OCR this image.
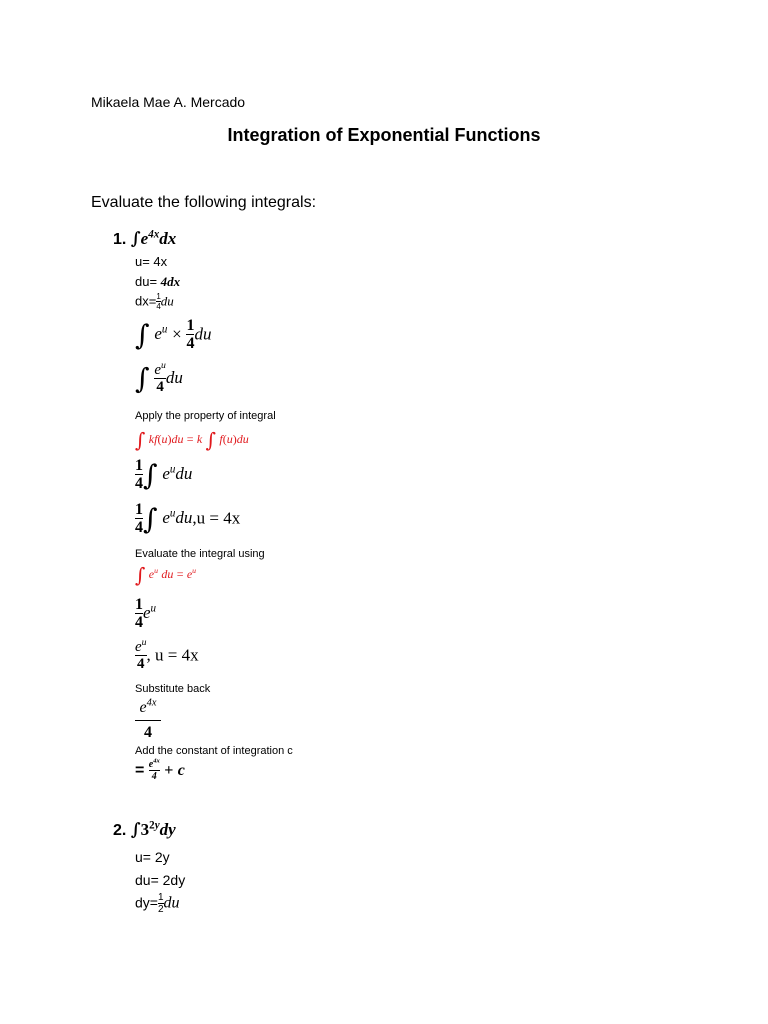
Mikaela Mae A. Mercado
Integration of Exponential Functions
Evaluate the following integrals:
1. $\int e^{4x}dx$
u= 4x
du= 4dx
$dx= \frac{1}{4}$ du
∫ $e^u \times \frac{1}{4}$ du
∫ $\frac{e^u}{4}$ du
Apply the property of integral
∫ kf(u)du = k ∫ f(u)du
$\frac{1}{4}$ ∫ $e^udu$
$\frac{1}{4}$ ∫ $e^udu,u = 4x$
Evaluate the integral using
∫ $e^u$ du = $e^u$
$\frac{1}{4} e^u$
$\frac{e^u}{4}$ , u = 4x
Substitute back
$\frac{e^{4x}}{4}$
Add the constant of integration c
= $\frac{e^{4x}}{4} + c$
2. $\int 3^{2y}dy$
u= 2y
du= 2dy
$dy= \frac{1}{2}$ du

Requirements: List each line of the entries that holds the string "Evaluate".

The output:
Evaluate the following integrals:
Evaluate the integral using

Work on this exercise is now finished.